- TASK
When you have gone through the entries below, state how many lines include the word "content" and write nothing else.
____________
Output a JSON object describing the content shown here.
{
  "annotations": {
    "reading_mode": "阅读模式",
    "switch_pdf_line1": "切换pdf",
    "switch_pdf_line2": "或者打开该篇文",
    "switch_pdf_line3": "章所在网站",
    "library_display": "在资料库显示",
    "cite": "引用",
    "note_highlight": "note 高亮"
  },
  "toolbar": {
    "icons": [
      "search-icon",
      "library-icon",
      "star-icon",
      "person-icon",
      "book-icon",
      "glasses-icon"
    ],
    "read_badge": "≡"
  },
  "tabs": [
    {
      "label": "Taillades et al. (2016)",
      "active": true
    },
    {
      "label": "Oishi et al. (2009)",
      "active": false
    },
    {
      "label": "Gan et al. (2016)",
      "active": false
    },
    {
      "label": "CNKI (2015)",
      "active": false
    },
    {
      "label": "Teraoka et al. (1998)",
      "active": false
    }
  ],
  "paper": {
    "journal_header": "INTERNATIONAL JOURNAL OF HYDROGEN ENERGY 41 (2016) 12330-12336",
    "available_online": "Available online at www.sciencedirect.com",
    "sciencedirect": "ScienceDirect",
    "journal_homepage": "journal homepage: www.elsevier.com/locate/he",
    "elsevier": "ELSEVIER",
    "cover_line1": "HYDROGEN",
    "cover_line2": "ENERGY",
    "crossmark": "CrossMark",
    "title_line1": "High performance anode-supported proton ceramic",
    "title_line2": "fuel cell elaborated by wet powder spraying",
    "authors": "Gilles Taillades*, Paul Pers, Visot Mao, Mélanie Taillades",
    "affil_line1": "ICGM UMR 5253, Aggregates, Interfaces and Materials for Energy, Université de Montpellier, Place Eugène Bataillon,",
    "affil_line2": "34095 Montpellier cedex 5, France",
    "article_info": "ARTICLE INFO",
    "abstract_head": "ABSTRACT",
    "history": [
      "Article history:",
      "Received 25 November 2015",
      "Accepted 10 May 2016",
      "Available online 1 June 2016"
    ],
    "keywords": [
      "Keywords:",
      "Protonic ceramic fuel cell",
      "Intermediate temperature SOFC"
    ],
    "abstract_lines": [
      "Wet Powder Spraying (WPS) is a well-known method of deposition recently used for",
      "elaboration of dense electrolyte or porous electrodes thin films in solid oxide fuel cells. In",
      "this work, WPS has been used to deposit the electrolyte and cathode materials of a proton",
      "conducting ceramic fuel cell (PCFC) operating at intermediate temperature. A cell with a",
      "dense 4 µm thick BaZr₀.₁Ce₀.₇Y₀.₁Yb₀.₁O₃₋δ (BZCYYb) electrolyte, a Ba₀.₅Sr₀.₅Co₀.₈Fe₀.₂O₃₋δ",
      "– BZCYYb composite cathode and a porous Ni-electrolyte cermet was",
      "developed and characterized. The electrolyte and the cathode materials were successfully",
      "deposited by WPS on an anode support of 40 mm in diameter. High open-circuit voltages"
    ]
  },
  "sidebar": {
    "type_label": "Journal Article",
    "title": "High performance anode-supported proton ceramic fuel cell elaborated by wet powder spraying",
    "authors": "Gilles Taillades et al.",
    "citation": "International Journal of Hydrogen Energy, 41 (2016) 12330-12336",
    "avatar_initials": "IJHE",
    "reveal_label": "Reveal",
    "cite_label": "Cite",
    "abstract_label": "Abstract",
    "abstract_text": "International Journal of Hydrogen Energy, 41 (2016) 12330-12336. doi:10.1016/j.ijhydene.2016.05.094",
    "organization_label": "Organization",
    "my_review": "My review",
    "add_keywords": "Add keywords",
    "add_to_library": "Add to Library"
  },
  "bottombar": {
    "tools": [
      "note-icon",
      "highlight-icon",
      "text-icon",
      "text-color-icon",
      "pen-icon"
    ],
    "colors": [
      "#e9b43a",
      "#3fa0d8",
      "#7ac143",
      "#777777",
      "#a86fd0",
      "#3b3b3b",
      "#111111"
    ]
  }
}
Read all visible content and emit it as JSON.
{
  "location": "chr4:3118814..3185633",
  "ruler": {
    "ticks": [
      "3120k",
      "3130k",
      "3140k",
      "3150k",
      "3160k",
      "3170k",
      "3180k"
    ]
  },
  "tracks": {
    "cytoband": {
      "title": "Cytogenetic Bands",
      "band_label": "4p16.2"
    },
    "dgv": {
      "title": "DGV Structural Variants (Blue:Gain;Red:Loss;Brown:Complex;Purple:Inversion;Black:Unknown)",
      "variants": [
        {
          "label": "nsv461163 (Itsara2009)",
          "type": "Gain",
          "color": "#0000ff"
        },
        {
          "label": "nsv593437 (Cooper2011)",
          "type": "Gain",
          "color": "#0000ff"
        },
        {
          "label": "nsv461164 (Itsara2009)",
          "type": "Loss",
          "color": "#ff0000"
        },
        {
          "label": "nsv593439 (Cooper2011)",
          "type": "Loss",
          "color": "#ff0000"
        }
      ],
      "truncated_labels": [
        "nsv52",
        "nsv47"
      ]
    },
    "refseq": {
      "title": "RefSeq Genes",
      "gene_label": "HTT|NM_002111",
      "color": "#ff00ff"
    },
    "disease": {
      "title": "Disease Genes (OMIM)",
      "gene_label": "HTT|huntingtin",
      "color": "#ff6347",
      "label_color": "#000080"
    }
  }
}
____________
- YOUR SOLUTION
2